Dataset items
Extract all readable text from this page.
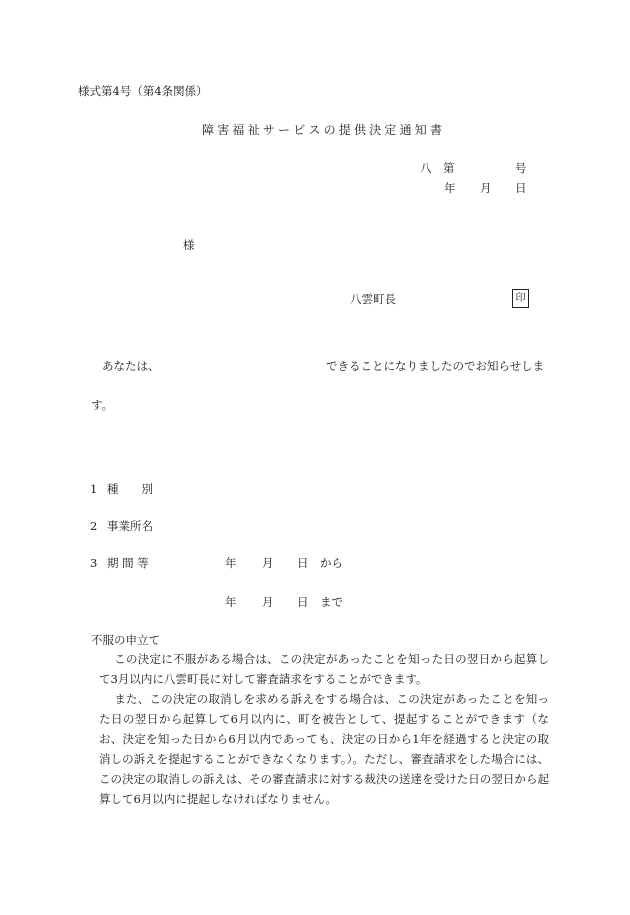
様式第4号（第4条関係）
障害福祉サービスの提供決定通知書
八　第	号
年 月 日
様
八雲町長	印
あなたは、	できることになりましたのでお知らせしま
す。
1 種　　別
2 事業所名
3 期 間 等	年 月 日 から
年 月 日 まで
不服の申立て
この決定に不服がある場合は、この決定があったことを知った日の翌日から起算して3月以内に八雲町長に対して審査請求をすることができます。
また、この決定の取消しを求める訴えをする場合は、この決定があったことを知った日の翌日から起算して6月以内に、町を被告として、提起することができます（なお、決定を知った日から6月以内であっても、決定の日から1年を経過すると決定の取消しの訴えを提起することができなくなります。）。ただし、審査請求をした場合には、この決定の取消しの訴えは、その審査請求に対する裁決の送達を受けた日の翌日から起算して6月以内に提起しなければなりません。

Exercise directions -> Restate the records above in full, word for word. Keep pictures out.

Answer in full ->
Extract all readable text from this page.
様式第4号（第4条関係）
障害福祉サービスの提供決定通知書
八　第	号
年 月 日
様
八雲町長	印
あなたは、	できることになりましたのでお知らせしま
す。
1 種　　別
2 事業所名
3 期 間 等	年 月 日 から
年 月 日 まで
不服の申立て
この決定に不服がある場合は、この決定があったことを知った日の翌日から起算して3月以内に八雲町長に対して審査請求をすることができます。
また、この決定の取消しを求める訴えをする場合は、この決定があったことを知った日の翌日から起算して6月以内に、町を被告として、提起することができます（なお、決定を知った日から6月以内であっても、決定の日から1年を経過すると決定の取消しの訴えを提起することができなくなります。）。ただし、審査請求をした場合には、この決定の取消しの訴えは、その審査請求に対する裁決の送達を受けた日の翌日から起算して6月以内に提起しなければなりません。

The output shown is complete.